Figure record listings
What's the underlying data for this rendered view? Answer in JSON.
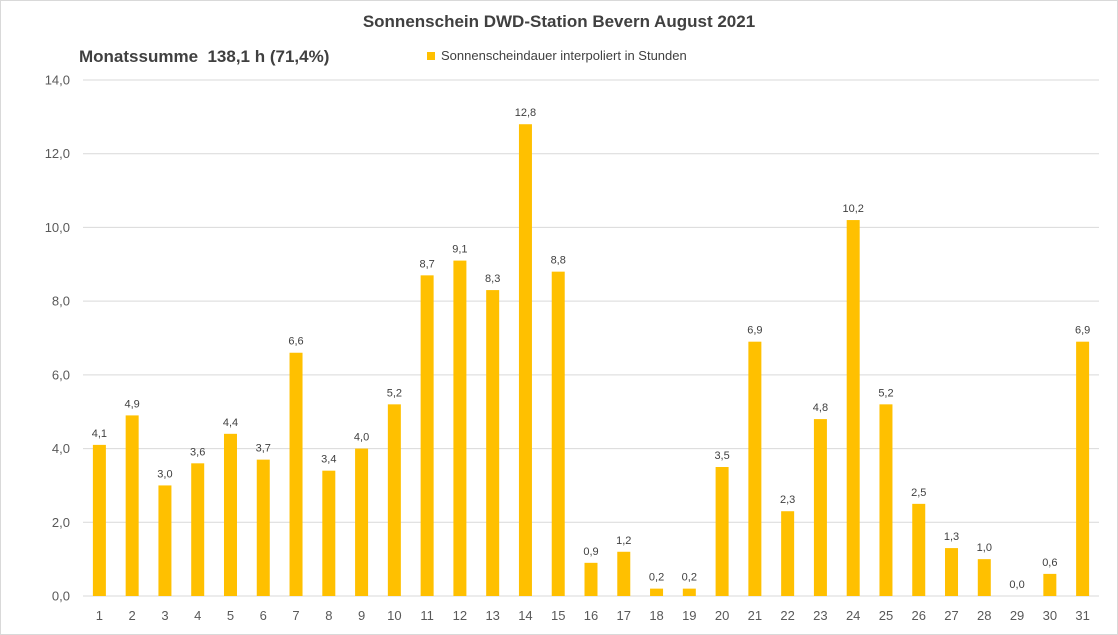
{
  "chart_data": {
    "type": "bar",
    "title": "Sonnenschein DWD-Station Bevern August 2021",
    "annotation": "Monatssumme  138,1 h (71,4%)",
    "xlabel": "",
    "ylabel": "",
    "ylim": [
      0,
      14
    ],
    "ytick_step": 2,
    "yticks": [
      "0,0",
      "2,0",
      "4,0",
      "6,0",
      "8,0",
      "10,0",
      "12,0",
      "14,0"
    ],
    "grid": true,
    "legend_position": "top-center",
    "categories": [
      "1",
      "2",
      "3",
      "4",
      "5",
      "6",
      "7",
      "8",
      "9",
      "10",
      "11",
      "12",
      "13",
      "14",
      "15",
      "16",
      "17",
      "18",
      "19",
      "20",
      "21",
      "22",
      "23",
      "24",
      "25",
      "26",
      "27",
      "28",
      "29",
      "30",
      "31"
    ],
    "series": [
      {
        "name": "Sonnenscheindauer interpoliert in Stunden",
        "color": "#ffc000",
        "values": [
          4.1,
          4.9,
          3.0,
          3.6,
          4.4,
          3.7,
          6.6,
          3.4,
          4.0,
          5.2,
          8.7,
          9.1,
          8.3,
          12.8,
          8.8,
          0.9,
          1.2,
          0.2,
          0.2,
          3.5,
          6.9,
          2.3,
          4.8,
          10.2,
          5.2,
          2.5,
          1.3,
          1.0,
          0.0,
          0.6,
          6.9
        ],
        "labels": [
          "4,1",
          "4,9",
          "3,0",
          "3,6",
          "4,4",
          "3,7",
          "6,6",
          "3,4",
          "4,0",
          "5,2",
          "8,7",
          "9,1",
          "8,3",
          "12,8",
          "8,8",
          "0,9",
          "1,2",
          "0,2",
          "0,2",
          "3,5",
          "6,9",
          "2,3",
          "4,8",
          "10,2",
          "5,2",
          "2,5",
          "1,3",
          "1,0",
          "0,0",
          "0,6",
          "6,9"
        ]
      }
    ],
    "colors": {
      "bar": "#ffc000",
      "gridline": "#d9d9d9",
      "axis": "#d9d9d9"
    }
  }
}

WHAT YOU NEED TO DO: Quote the listing above in full, except for the pictures.

OUTPUT FOR THIS EXERCISE:
What's the underlying data for this rendered view? Answer in JSON.
{
  "chart_data": {
    "type": "bar",
    "title": "Sonnenschein DWD-Station Bevern August 2021",
    "annotation": "Monatssumme  138,1 h (71,4%)",
    "xlabel": "",
    "ylabel": "",
    "ylim": [
      0,
      14
    ],
    "ytick_step": 2,
    "yticks": [
      "0,0",
      "2,0",
      "4,0",
      "6,0",
      "8,0",
      "10,0",
      "12,0",
      "14,0"
    ],
    "grid": true,
    "legend_position": "top-center",
    "categories": [
      "1",
      "2",
      "3",
      "4",
      "5",
      "6",
      "7",
      "8",
      "9",
      "10",
      "11",
      "12",
      "13",
      "14",
      "15",
      "16",
      "17",
      "18",
      "19",
      "20",
      "21",
      "22",
      "23",
      "24",
      "25",
      "26",
      "27",
      "28",
      "29",
      "30",
      "31"
    ],
    "series": [
      {
        "name": "Sonnenscheindauer interpoliert in Stunden",
        "color": "#ffc000",
        "values": [
          4.1,
          4.9,
          3.0,
          3.6,
          4.4,
          3.7,
          6.6,
          3.4,
          4.0,
          5.2,
          8.7,
          9.1,
          8.3,
          12.8,
          8.8,
          0.9,
          1.2,
          0.2,
          0.2,
          3.5,
          6.9,
          2.3,
          4.8,
          10.2,
          5.2,
          2.5,
          1.3,
          1.0,
          0.0,
          0.6,
          6.9
        ],
        "labels": [
          "4,1",
          "4,9",
          "3,0",
          "3,6",
          "4,4",
          "3,7",
          "6,6",
          "3,4",
          "4,0",
          "5,2",
          "8,7",
          "9,1",
          "8,3",
          "12,8",
          "8,8",
          "0,9",
          "1,2",
          "0,2",
          "0,2",
          "3,5",
          "6,9",
          "2,3",
          "4,8",
          "10,2",
          "5,2",
          "2,5",
          "1,3",
          "1,0",
          "0,0",
          "0,6",
          "6,9"
        ]
      }
    ],
    "colors": {
      "bar": "#ffc000",
      "gridline": "#d9d9d9",
      "axis": "#d9d9d9"
    }
  }
}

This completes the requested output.